━━━ Material shown ━━━

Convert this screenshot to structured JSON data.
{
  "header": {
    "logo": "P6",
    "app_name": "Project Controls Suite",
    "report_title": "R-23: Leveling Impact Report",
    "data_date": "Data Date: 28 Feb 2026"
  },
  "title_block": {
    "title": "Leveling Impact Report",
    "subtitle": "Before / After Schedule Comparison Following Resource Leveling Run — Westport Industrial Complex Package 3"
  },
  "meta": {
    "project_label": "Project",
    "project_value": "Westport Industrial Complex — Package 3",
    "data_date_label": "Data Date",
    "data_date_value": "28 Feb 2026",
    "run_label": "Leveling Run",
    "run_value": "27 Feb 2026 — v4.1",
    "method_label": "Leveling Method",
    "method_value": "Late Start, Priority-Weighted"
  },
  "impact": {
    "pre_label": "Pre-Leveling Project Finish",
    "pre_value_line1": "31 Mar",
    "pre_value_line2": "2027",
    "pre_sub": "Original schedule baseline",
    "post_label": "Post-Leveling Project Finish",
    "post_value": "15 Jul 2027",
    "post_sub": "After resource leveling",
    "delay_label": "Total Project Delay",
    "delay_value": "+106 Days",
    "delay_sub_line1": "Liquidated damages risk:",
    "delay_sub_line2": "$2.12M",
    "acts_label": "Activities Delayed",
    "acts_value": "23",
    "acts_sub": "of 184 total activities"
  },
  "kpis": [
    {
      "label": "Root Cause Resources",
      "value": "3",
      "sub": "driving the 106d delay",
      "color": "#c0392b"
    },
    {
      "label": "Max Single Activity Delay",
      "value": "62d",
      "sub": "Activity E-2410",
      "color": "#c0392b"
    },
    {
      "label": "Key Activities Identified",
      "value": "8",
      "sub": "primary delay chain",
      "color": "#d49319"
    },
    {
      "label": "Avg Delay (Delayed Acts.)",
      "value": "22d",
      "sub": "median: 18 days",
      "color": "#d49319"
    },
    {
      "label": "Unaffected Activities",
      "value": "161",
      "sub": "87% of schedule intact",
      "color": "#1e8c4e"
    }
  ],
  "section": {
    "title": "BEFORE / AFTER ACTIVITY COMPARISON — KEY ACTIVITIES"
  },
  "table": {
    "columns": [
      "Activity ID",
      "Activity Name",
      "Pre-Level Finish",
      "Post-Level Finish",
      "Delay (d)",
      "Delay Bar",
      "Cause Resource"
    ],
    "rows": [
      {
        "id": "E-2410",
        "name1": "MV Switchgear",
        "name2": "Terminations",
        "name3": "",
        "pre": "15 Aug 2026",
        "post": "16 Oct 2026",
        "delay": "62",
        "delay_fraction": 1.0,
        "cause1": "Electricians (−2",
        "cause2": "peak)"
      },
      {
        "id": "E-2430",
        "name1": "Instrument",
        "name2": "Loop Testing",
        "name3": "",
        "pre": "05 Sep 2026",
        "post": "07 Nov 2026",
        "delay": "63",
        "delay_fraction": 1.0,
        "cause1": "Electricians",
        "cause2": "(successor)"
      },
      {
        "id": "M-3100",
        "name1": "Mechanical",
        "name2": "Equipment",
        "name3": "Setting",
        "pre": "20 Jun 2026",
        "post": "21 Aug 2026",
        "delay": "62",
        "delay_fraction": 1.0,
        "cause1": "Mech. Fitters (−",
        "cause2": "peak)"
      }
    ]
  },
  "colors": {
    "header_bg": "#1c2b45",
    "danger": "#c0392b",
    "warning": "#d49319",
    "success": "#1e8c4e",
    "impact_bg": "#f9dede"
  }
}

━━━

**Task**
For each line in the data above that contains the string "Complex", extract the line.

**Exercise answer**
    "subtitle": "Before / After Schedule Comparison Following Resource Leveling Run — Westport Industrial Complex Package 3"
    "project_value": "Westport Industrial Complex — Package 3",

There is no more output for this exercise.